┌─ Provided records

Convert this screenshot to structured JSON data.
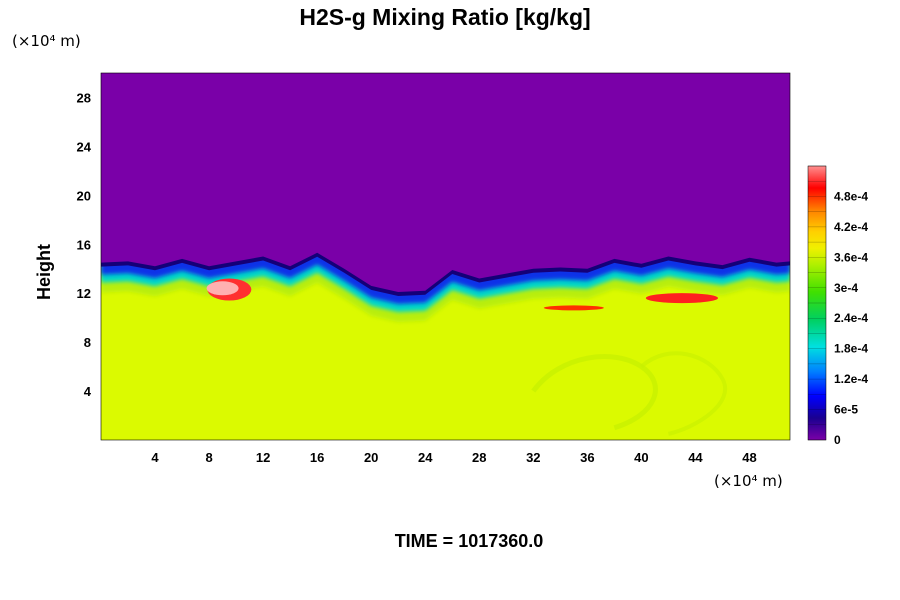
{
  "title": "H2S-g Mixing Ratio [kg/kg]",
  "time_label": "TIME = 1017360.0",
  "y_axis_unit": "(×10⁴ m)",
  "x_axis_unit": "(×10⁴ m)",
  "chart_data": {
    "type": "heatmap",
    "title": "H2S-g Mixing Ratio [kg/kg]",
    "ylabel": "Height",
    "xlabel": "",
    "xlim": [
      0,
      51
    ],
    "ylim": [
      0,
      30
    ],
    "x_ticks": [
      "4",
      "8",
      "12",
      "16",
      "20",
      "24",
      "28",
      "32",
      "36",
      "40",
      "44",
      "48"
    ],
    "y_ticks": [
      "4",
      "8",
      "12",
      "16",
      "20",
      "24",
      "28"
    ],
    "grid": false,
    "colorbar": {
      "range": [
        0,
        0.00054
      ],
      "labels": [
        "0",
        "6e-5",
        "1.2e-4",
        "1.8e-4",
        "2.4e-4",
        "3e-4",
        "3.6e-4",
        "4.2e-4",
        "4.8e-4"
      ]
    },
    "interface_height": [
      [
        0,
        14.5
      ],
      [
        2,
        14.6
      ],
      [
        4,
        14.2
      ],
      [
        6,
        14.8
      ],
      [
        8,
        14.2
      ],
      [
        10,
        14.6
      ],
      [
        12,
        15.0
      ],
      [
        14,
        14.2
      ],
      [
        16,
        15.3
      ],
      [
        18,
        14.0
      ],
      [
        20,
        12.6
      ],
      [
        22,
        12.1
      ],
      [
        24,
        12.2
      ],
      [
        26,
        13.9
      ],
      [
        28,
        13.2
      ],
      [
        30,
        13.6
      ],
      [
        32,
        14.0
      ],
      [
        34,
        14.1
      ],
      [
        36,
        14.0
      ],
      [
        38,
        14.8
      ],
      [
        40,
        14.4
      ],
      [
        42,
        15.0
      ],
      [
        44,
        14.6
      ],
      [
        46,
        14.3
      ],
      [
        48,
        14.9
      ],
      [
        50,
        14.5
      ],
      [
        51,
        14.6
      ]
    ],
    "regions": [
      {
        "area": "above interface",
        "value": "0"
      },
      {
        "area": "below interface",
        "value": "3.6e-4"
      }
    ]
  }
}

└─

> [Aim]: Retype the data above exactly; pictures are not part of the copy.

> [Solution to this problem]:
Convert this screenshot to structured JSON data.
{
  "title": "H2S-g Mixing Ratio [kg/kg]",
  "time_label": "TIME = 1017360.0",
  "y_axis_unit": "(×10⁴ m)",
  "x_axis_unit": "(×10⁴ m)",
  "chart_data": {
    "type": "heatmap",
    "title": "H2S-g Mixing Ratio [kg/kg]",
    "ylabel": "Height",
    "xlabel": "",
    "xlim": [
      0,
      51
    ],
    "ylim": [
      0,
      30
    ],
    "x_ticks": [
      "4",
      "8",
      "12",
      "16",
      "20",
      "24",
      "28",
      "32",
      "36",
      "40",
      "44",
      "48"
    ],
    "y_ticks": [
      "4",
      "8",
      "12",
      "16",
      "20",
      "24",
      "28"
    ],
    "grid": false,
    "colorbar": {
      "range": [
        0,
        0.00054
      ],
      "labels": [
        "0",
        "6e-5",
        "1.2e-4",
        "1.8e-4",
        "2.4e-4",
        "3e-4",
        "3.6e-4",
        "4.2e-4",
        "4.8e-4"
      ]
    },
    "interface_height": [
      [
        0,
        14.5
      ],
      [
        2,
        14.6
      ],
      [
        4,
        14.2
      ],
      [
        6,
        14.8
      ],
      [
        8,
        14.2
      ],
      [
        10,
        14.6
      ],
      [
        12,
        15.0
      ],
      [
        14,
        14.2
      ],
      [
        16,
        15.3
      ],
      [
        18,
        14.0
      ],
      [
        20,
        12.6
      ],
      [
        22,
        12.1
      ],
      [
        24,
        12.2
      ],
      [
        26,
        13.9
      ],
      [
        28,
        13.2
      ],
      [
        30,
        13.6
      ],
      [
        32,
        14.0
      ],
      [
        34,
        14.1
      ],
      [
        36,
        14.0
      ],
      [
        38,
        14.8
      ],
      [
        40,
        14.4
      ],
      [
        42,
        15.0
      ],
      [
        44,
        14.6
      ],
      [
        46,
        14.3
      ],
      [
        48,
        14.9
      ],
      [
        50,
        14.5
      ],
      [
        51,
        14.6
      ]
    ],
    "regions": [
      {
        "area": "above interface",
        "value": "0"
      },
      {
        "area": "below interface",
        "value": "3.6e-4"
      }
    ]
  }
}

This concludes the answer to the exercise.